▶ Excerpted data
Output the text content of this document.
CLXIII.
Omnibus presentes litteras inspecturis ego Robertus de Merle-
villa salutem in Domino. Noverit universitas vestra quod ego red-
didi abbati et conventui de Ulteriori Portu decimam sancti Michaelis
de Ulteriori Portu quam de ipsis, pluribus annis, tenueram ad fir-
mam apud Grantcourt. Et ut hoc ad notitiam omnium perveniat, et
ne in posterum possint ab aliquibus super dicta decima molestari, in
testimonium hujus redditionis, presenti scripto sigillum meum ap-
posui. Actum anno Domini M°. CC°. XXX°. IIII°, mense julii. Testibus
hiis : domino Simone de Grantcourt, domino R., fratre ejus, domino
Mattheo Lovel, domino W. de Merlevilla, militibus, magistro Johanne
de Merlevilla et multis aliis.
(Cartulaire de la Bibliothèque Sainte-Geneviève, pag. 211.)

...

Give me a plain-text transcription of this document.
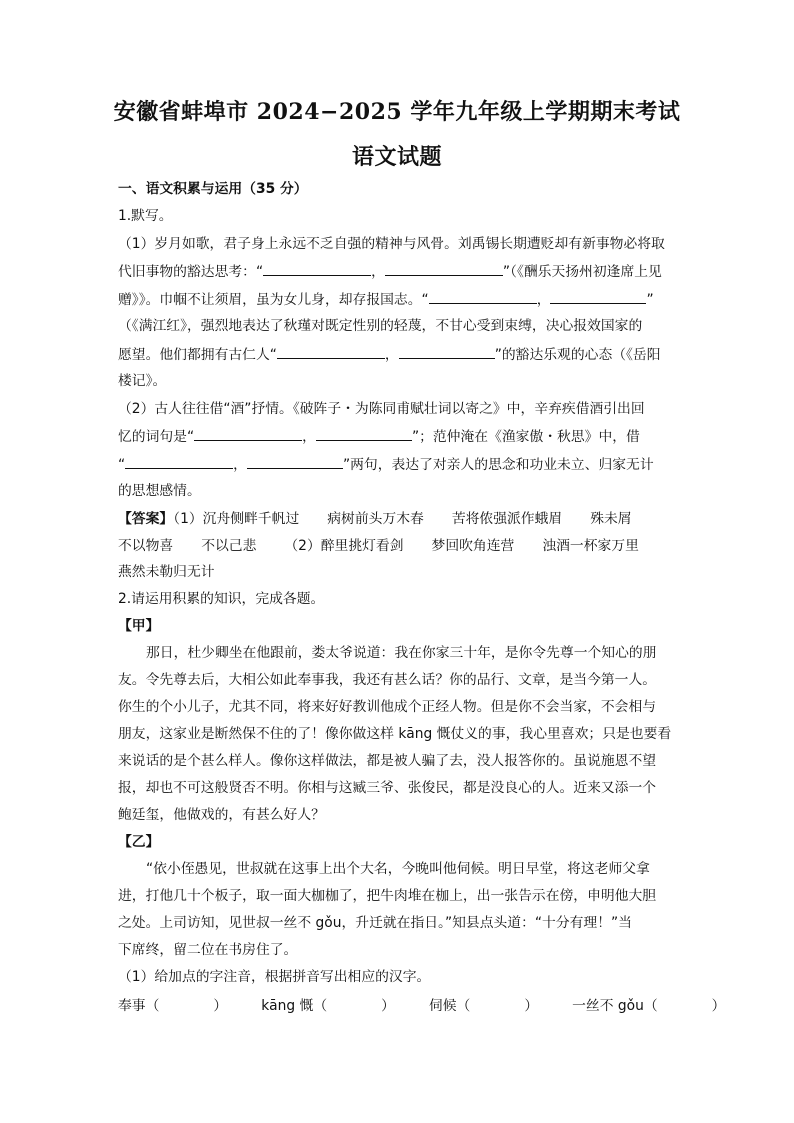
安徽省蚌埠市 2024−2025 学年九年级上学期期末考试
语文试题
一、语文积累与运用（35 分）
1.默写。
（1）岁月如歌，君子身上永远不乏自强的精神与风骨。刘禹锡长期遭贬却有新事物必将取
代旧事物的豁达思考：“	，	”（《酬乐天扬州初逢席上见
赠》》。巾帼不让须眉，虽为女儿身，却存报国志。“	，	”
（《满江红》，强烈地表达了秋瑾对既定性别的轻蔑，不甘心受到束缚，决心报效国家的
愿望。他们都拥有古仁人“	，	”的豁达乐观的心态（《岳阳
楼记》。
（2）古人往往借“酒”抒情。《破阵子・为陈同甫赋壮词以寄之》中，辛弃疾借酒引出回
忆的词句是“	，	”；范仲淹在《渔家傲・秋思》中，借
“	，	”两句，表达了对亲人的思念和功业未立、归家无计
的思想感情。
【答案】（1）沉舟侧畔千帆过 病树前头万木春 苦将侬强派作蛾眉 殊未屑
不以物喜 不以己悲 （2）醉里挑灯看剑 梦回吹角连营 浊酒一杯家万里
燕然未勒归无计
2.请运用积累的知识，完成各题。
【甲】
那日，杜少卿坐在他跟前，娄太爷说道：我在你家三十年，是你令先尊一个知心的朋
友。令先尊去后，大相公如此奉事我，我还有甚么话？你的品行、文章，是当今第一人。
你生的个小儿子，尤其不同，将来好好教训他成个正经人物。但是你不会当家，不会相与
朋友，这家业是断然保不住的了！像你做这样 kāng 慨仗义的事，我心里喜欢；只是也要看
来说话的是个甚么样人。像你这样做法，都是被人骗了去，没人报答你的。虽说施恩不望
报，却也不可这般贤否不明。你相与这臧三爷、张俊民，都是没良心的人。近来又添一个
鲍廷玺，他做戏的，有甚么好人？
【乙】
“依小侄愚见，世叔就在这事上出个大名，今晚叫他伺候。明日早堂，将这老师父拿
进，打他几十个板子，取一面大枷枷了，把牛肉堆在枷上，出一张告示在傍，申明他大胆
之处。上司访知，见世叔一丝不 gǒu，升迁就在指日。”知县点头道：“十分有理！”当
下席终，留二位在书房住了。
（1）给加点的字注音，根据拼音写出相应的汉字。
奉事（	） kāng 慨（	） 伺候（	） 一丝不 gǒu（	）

▶ What you will do
In the entries above, count each line that holds "Ulteriori". Give the total and nothing else.

▶ Written response
2